Part of a data file:
◆ ◆ ◆ ◆ ◆ ◆ ◆

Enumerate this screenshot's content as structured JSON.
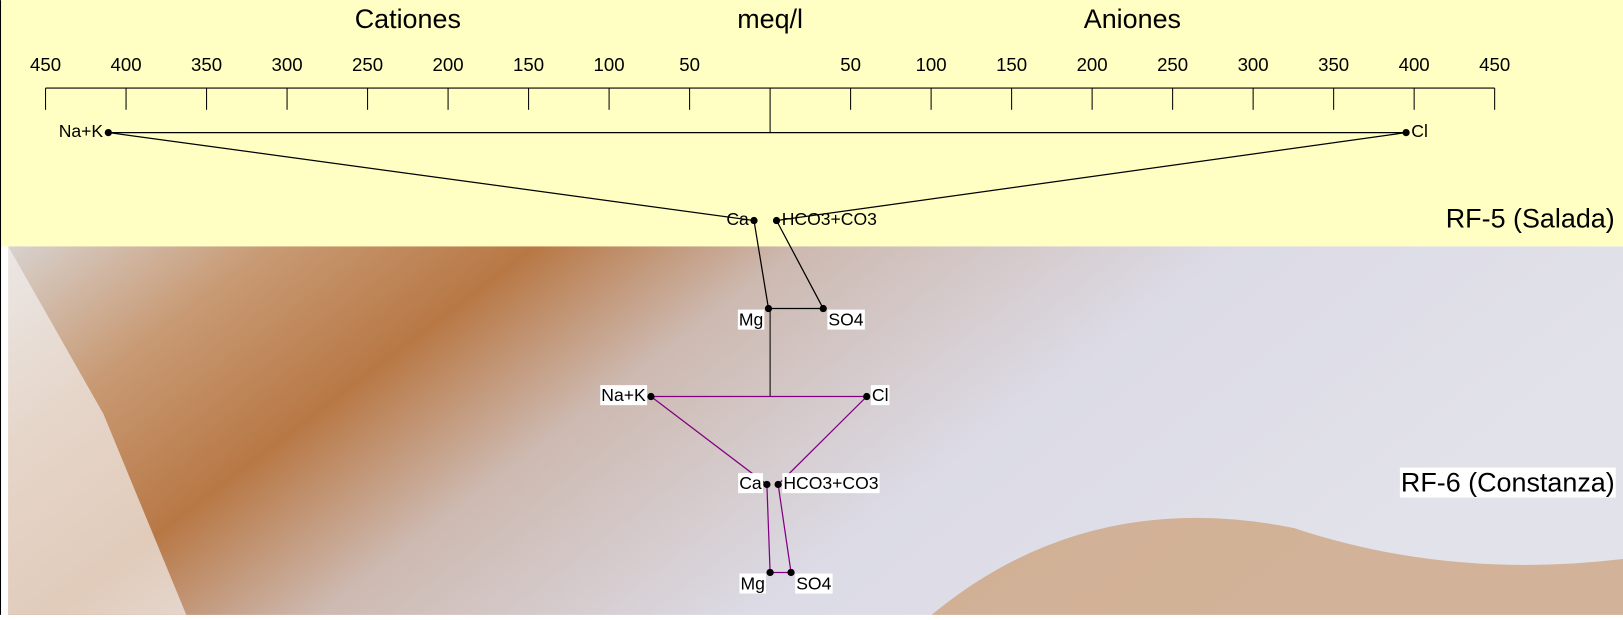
{
  "chart_data": {
    "type": "stiff",
    "title_left": "Cationes",
    "title_center": "meq/l",
    "title_right": "Aniones",
    "xlim": [
      -450,
      450
    ],
    "xticks": [
      {
        "value": -450,
        "label": "450"
      },
      {
        "value": -400,
        "label": "400"
      },
      {
        "value": -350,
        "label": "350"
      },
      {
        "value": -300,
        "label": "300"
      },
      {
        "value": -250,
        "label": "250"
      },
      {
        "value": -200,
        "label": "200"
      },
      {
        "value": -150,
        "label": "150"
      },
      {
        "value": -100,
        "label": "100"
      },
      {
        "value": -50,
        "label": "50"
      },
      0,
      50,
      100,
      150,
      200,
      250,
      300,
      350,
      400,
      450
    ],
    "cations": [
      "Na+K",
      "Ca",
      "Mg"
    ],
    "anions": [
      "Cl",
      "HCO3+CO3",
      "SO4"
    ],
    "series": [
      {
        "name": "RF-5 (Salada)",
        "color": "#000000",
        "cations": [
          411,
          10,
          1
        ],
        "anions": [
          395,
          4,
          33
        ]
      },
      {
        "name": "RF-6 (Constanza)",
        "color": "#800080",
        "cations": [
          74,
          2,
          0
        ],
        "anions": [
          60,
          5,
          13
        ]
      }
    ]
  }
}
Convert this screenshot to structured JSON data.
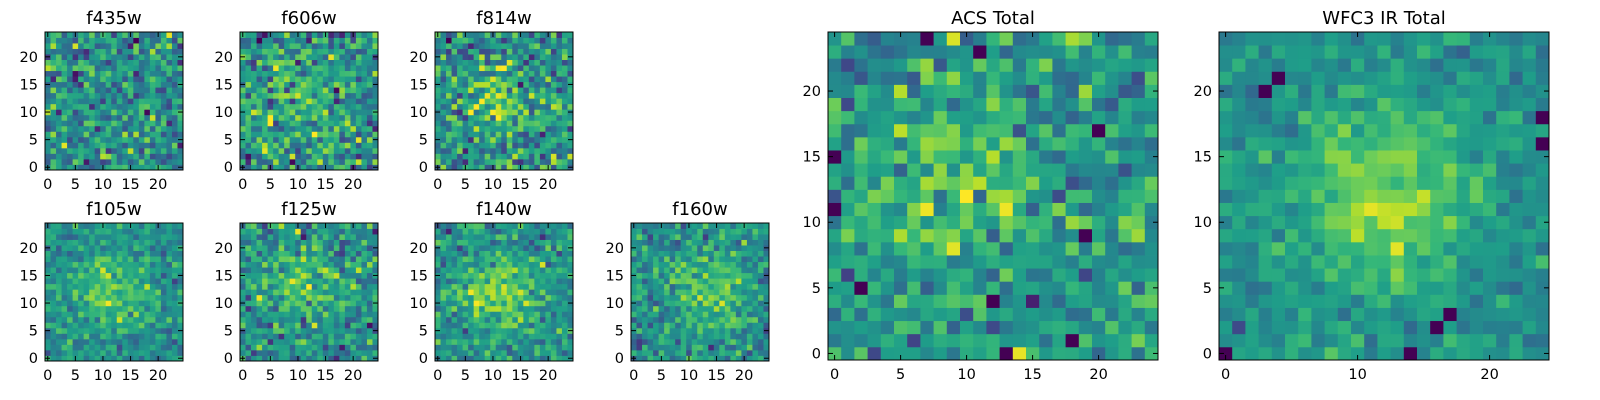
{
  "figure": {
    "colormap": "viridis",
    "color_range": [
      -2.5,
      2.5
    ]
  },
  "chart_data": [
    {
      "type": "heatmap",
      "title": "f435w",
      "grid": false,
      "xlim": [
        -0.5,
        24.5
      ],
      "ylim": [
        -0.5,
        24.5
      ],
      "xticks": [
        "0",
        "5",
        "10",
        "15",
        "20"
      ],
      "yticks": [
        "0",
        "5",
        "10",
        "15",
        "20"
      ],
      "shape": [
        25,
        25
      ],
      "noise_seed": 11,
      "noise_sd": 0.85,
      "signal": []
    },
    {
      "type": "heatmap",
      "title": "f606w",
      "grid": false,
      "xlim": [
        -0.5,
        24.5
      ],
      "ylim": [
        -0.5,
        24.5
      ],
      "xticks": [
        "0",
        "5",
        "10",
        "15",
        "20"
      ],
      "yticks": [
        "0",
        "5",
        "10",
        "15",
        "20"
      ],
      "shape": [
        25,
        25
      ],
      "noise_seed": 23,
      "noise_sd": 0.9,
      "signal": [
        {
          "center": [
            10,
            13
          ],
          "amp": 0.8,
          "sigma": 5
        }
      ]
    },
    {
      "type": "heatmap",
      "title": "f814w",
      "grid": false,
      "xlim": [
        -0.5,
        24.5
      ],
      "ylim": [
        -0.5,
        24.5
      ],
      "xticks": [
        "0",
        "5",
        "10",
        "15",
        "20"
      ],
      "yticks": [
        "0",
        "5",
        "10",
        "15",
        "20"
      ],
      "shape": [
        25,
        25
      ],
      "noise_seed": 37,
      "noise_sd": 0.9,
      "signal": [
        {
          "center": [
            11,
            12
          ],
          "amp": 1.0,
          "sigma": 5
        }
      ]
    },
    {
      "type": "heatmap",
      "title": "f105w",
      "grid": false,
      "xlim": [
        -0.5,
        24.5
      ],
      "ylim": [
        -0.5,
        24.5
      ],
      "xticks": [
        "0",
        "5",
        "10",
        "15",
        "20"
      ],
      "yticks": [
        "0",
        "5",
        "10",
        "15",
        "20"
      ],
      "shape": [
        25,
        25
      ],
      "noise_seed": 41,
      "noise_sd": 0.55,
      "signal": [
        {
          "center": [
            12,
            12
          ],
          "amp": 1.3,
          "sigma": 4.5
        }
      ]
    },
    {
      "type": "heatmap",
      "title": "f125w",
      "grid": false,
      "xlim": [
        -0.5,
        24.5
      ],
      "ylim": [
        -0.5,
        24.5
      ],
      "xticks": [
        "0",
        "5",
        "10",
        "15",
        "20"
      ],
      "yticks": [
        "0",
        "5",
        "10",
        "15",
        "20"
      ],
      "shape": [
        25,
        25
      ],
      "noise_seed": 53,
      "noise_sd": 0.8,
      "signal": [
        {
          "center": [
            11,
            14
          ],
          "amp": 1.1,
          "sigma": 4.5
        }
      ]
    },
    {
      "type": "heatmap",
      "title": "f140w",
      "grid": false,
      "xlim": [
        -0.5,
        24.5
      ],
      "ylim": [
        -0.5,
        24.5
      ],
      "xticks": [
        "0",
        "5",
        "10",
        "15",
        "20"
      ],
      "yticks": [
        "0",
        "5",
        "10",
        "15",
        "20"
      ],
      "shape": [
        25,
        25
      ],
      "noise_seed": 67,
      "noise_sd": 0.6,
      "signal": [
        {
          "center": [
            11,
            12
          ],
          "amp": 1.4,
          "sigma": 4.5
        }
      ]
    },
    {
      "type": "heatmap",
      "title": "f160w",
      "grid": false,
      "xlim": [
        -0.5,
        24.5
      ],
      "ylim": [
        -0.5,
        24.5
      ],
      "xticks": [
        "0",
        "5",
        "10",
        "15",
        "20"
      ],
      "yticks": [
        "0",
        "5",
        "10",
        "15",
        "20"
      ],
      "shape": [
        25,
        25
      ],
      "noise_seed": 79,
      "noise_sd": 0.65,
      "signal": [
        {
          "center": [
            13,
            12
          ],
          "amp": 1.3,
          "sigma": 4.5
        }
      ]
    },
    {
      "type": "heatmap",
      "title": "ACS Total",
      "grid": false,
      "xlim": [
        -0.5,
        24.5
      ],
      "ylim": [
        -0.5,
        24.5
      ],
      "xticks": [
        "0",
        "5",
        "10",
        "15",
        "20"
      ],
      "yticks": [
        "0",
        "5",
        "10",
        "15",
        "20"
      ],
      "shape": [
        25,
        25
      ],
      "noise_seed": 97,
      "noise_sd": 0.75,
      "signal": [
        {
          "center": [
            9,
            13
          ],
          "amp": 1.0,
          "sigma": 5.5
        }
      ],
      "dark_cells": [
        [
          7,
          24
        ],
        [
          11,
          23
        ],
        [
          0,
          15
        ],
        [
          0,
          11
        ],
        [
          2,
          5
        ],
        [
          12,
          4
        ],
        [
          13,
          0
        ],
        [
          18,
          1
        ],
        [
          19,
          9
        ],
        [
          20,
          17
        ]
      ]
    },
    {
      "type": "heatmap",
      "title": "WFC3 IR Total",
      "grid": false,
      "xlim": [
        -0.5,
        24.5
      ],
      "ylim": [
        -0.5,
        24.5
      ],
      "xticks": [
        "0",
        "10",
        "20"
      ],
      "yticks": [
        "0",
        "5",
        "10",
        "15",
        "20"
      ],
      "shape": [
        25,
        25
      ],
      "noise_seed": 113,
      "noise_sd": 0.4,
      "signal": [
        {
          "center": [
            12,
            12
          ],
          "amp": 1.8,
          "sigma": 4.5
        }
      ],
      "dark_cells": [
        [
          3,
          20
        ],
        [
          4,
          21
        ],
        [
          0,
          0
        ],
        [
          14,
          0
        ],
        [
          17,
          3
        ],
        [
          16,
          2
        ],
        [
          24,
          16
        ],
        [
          24,
          18
        ]
      ]
    }
  ]
}
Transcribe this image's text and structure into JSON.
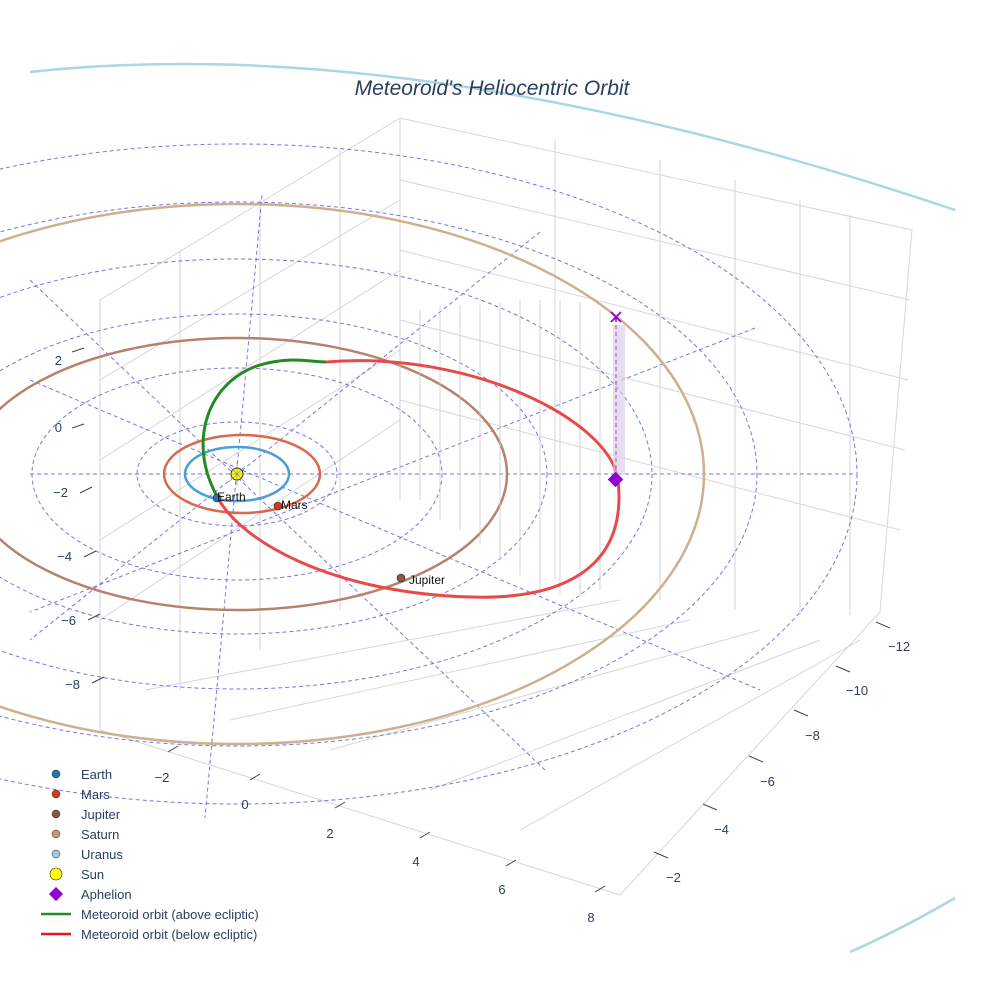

◆ ◆ ◆ ◆ ◆ ◆ ◆

• **Exercise task**
Each record should be quoted exactly, with the images omitted.

• **Solution to this problem**
Enumerate this screenshot's content as structured JSON.
{
  "chart_data": {
    "type": "stiff",
    "title_left": "Cationes",
    "title_center": "meq/l",
    "title_right": "Aniones",
    "xlim": [
      -450,
      450
    ],
    "xticks": [
      {
        "value": -450,
        "label": "450"
      },
      {
        "value": -400,
        "label": "400"
      },
      {
        "value": -350,
        "label": "350"
      },
      {
        "value": -300,
        "label": "300"
      },
      {
        "value": -250,
        "label": "250"
      },
      {
        "value": -200,
        "label": "200"
      },
      {
        "value": -150,
        "label": "150"
      },
      {
        "value": -100,
        "label": "100"
      },
      {
        "value": -50,
        "label": "50"
      },
      0,
      50,
      100,
      150,
      200,
      250,
      300,
      350,
      400,
      450
    ],
    "cations": [
      "Na+K",
      "Ca",
      "Mg"
    ],
    "anions": [
      "Cl",
      "HCO3+CO3",
      "SO4"
    ],
    "series": [
      {
        "name": "RF-5 (Salada)",
        "color": "#000000",
        "cations": [
          411,
          10,
          1
        ],
        "anions": [
          395,
          4,
          33
        ]
      },
      {
        "name": "RF-6 (Constanza)",
        "color": "#800080",
        "cations": [
          74,
          2,
          0
        ],
        "anions": [
          60,
          5,
          13
        ]
      }
    ]
  }
}
Convert this screenshot to structured JSON data.
{
  "figure": {
    "colormap": "viridis",
    "color_range": [
      -2.5,
      2.5
    ]
  },
  "chart_data": [
    {
      "type": "heatmap",
      "title": "f435w",
      "grid": false,
      "xlim": [
        -0.5,
        24.5
      ],
      "ylim": [
        -0.5,
        24.5
      ],
      "xticks": [
        "0",
        "5",
        "10",
        "15",
        "20"
      ],
      "yticks": [
        "0",
        "5",
        "10",
        "15",
        "20"
      ],
      "shape": [
        25,
        25
      ],
      "noise_seed": 11,
      "noise_sd": 0.85,
      "signal": []
    },
    {
      "type": "heatmap",
      "title": "f606w",
      "grid": false,
      "xlim": [
        -0.5,
        24.5
      ],
      "ylim": [
        -0.5,
        24.5
      ],
      "xticks": [
        "0",
        "5",
        "10",
        "15",
        "20"
      ],
      "yticks": [
        "0",
        "5",
        "10",
        "15",
        "20"
      ],
      "shape": [
        25,
        25
      ],
      "noise_seed": 23,
      "noise_sd": 0.9,
      "signal": [
        {
          "center": [
            10,
            13
          ],
          "amp": 0.8,
          "sigma": 5
        }
      ]
    },
    {
      "type": "heatmap",
      "title": "f814w",
      "grid": false,
      "xlim": [
        -0.5,
        24.5
      ],
      "ylim": [
        -0.5,
        24.5
      ],
      "xticks": [
        "0",
        "5",
        "10",
        "15",
        "20"
      ],
      "yticks": [
        "0",
        "5",
        "10",
        "15",
        "20"
      ],
      "shape": [
        25,
        25
      ],
      "noise_seed": 37,
      "noise_sd": 0.9,
      "signal": [
        {
          "center": [
            11,
            12
          ],
          "amp": 1.0,
          "sigma": 5
        }
      ]
    },
    {
      "type": "heatmap",
      "title": "f105w",
      "grid": false,
      "xlim": [
        -0.5,
        24.5
      ],
      "ylim": [
        -0.5,
        24.5
      ],
      "xticks": [
        "0",
        "5",
        "10",
        "15",
        "20"
      ],
      "yticks": [
        "0",
        "5",
        "10",
        "15",
        "20"
      ],
      "shape": [
        25,
        25
      ],
      "noise_seed": 41,
      "noise_sd": 0.55,
      "signal": [
        {
          "center": [
            12,
            12
          ],
          "amp": 1.3,
          "sigma": 4.5
        }
      ]
    },
    {
      "type": "heatmap",
      "title": "f125w",
      "grid": false,
      "xlim": [
        -0.5,
        24.5
      ],
      "ylim": [
        -0.5,
        24.5
      ],
      "xticks": [
        "0",
        "5",
        "10",
        "15",
        "20"
      ],
      "yticks": [
        "0",
        "5",
        "10",
        "15",
        "20"
      ],
      "shape": [
        25,
        25
      ],
      "noise_seed": 53,
      "noise_sd": 0.8,
      "signal": [
        {
          "center": [
            11,
            14
          ],
          "amp": 1.1,
          "sigma": 4.5
        }
      ]
    },
    {
      "type": "heatmap",
      "title": "f140w",
      "grid": false,
      "xlim": [
        -0.5,
        24.5
      ],
      "ylim": [
        -0.5,
        24.5
      ],
      "xticks": [
        "0",
        "5",
        "10",
        "15",
        "20"
      ],
      "yticks": [
        "0",
        "5",
        "10",
        "15",
        "20"
      ],
      "shape": [
        25,
        25
      ],
      "noise_seed": 67,
      "noise_sd": 0.6,
      "signal": [
        {
          "center": [
            11,
            12
          ],
          "amp": 1.4,
          "sigma": 4.5
        }
      ]
    },
    {
      "type": "heatmap",
      "title": "f160w",
      "grid": false,
      "xlim": [
        -0.5,
        24.5
      ],
      "ylim": [
        -0.5,
        24.5
      ],
      "xticks": [
        "0",
        "5",
        "10",
        "15",
        "20"
      ],
      "yticks": [
        "0",
        "5",
        "10",
        "15",
        "20"
      ],
      "shape": [
        25,
        25
      ],
      "noise_seed": 79,
      "noise_sd": 0.65,
      "signal": [
        {
          "center": [
            13,
            12
          ],
          "amp": 1.3,
          "sigma": 4.5
        }
      ]
    },
    {
      "type": "heatmap",
      "title": "ACS Total",
      "grid": false,
      "xlim": [
        -0.5,
        24.5
      ],
      "ylim": [
        -0.5,
        24.5
      ],
      "xticks": [
        "0",
        "5",
        "10",
        "15",
        "20"
      ],
      "yticks": [
        "0",
        "5",
        "10",
        "15",
        "20"
      ],
      "shape": [
        25,
        25
      ],
      "noise_seed": 97,
      "noise_sd": 0.75,
      "signal": [
        {
          "center": [
            9,
            13
          ],
          "amp": 1.0,
          "sigma": 5.5
        }
      ],
      "dark_cells": [
        [
          7,
          24
        ],
        [
          11,
          23
        ],
        [
          0,
          15
        ],
        [
          0,
          11
        ],
        [
          2,
          5
        ],
        [
          12,
          4
        ],
        [
          13,
          0
        ],
        [
          18,
          1
        ],
        [
          19,
          9
        ],
        [
          20,
          17
        ]
      ]
    },
    {
      "type": "heatmap",
      "title": "WFC3 IR Total",
      "grid": false,
      "xlim": [
        -0.5,
        24.5
      ],
      "ylim": [
        -0.5,
        24.5
      ],
      "xticks": [
        "0",
        "10",
        "20"
      ],
      "yticks": [
        "0",
        "5",
        "10",
        "15",
        "20"
      ],
      "shape": [
        25,
        25
      ],
      "noise_seed": 113,
      "noise_sd": 0.4,
      "signal": [
        {
          "center": [
            12,
            12
          ],
          "amp": 1.8,
          "sigma": 4.5
        }
      ],
      "dark_cells": [
        [
          3,
          20
        ],
        [
          4,
          21
        ],
        [
          0,
          0
        ],
        [
          14,
          0
        ],
        [
          17,
          3
        ],
        [
          16,
          2
        ],
        [
          24,
          16
        ],
        [
          24,
          18
        ]
      ]
    }
  ]
}
Transcribe this image's text and structure into JSON.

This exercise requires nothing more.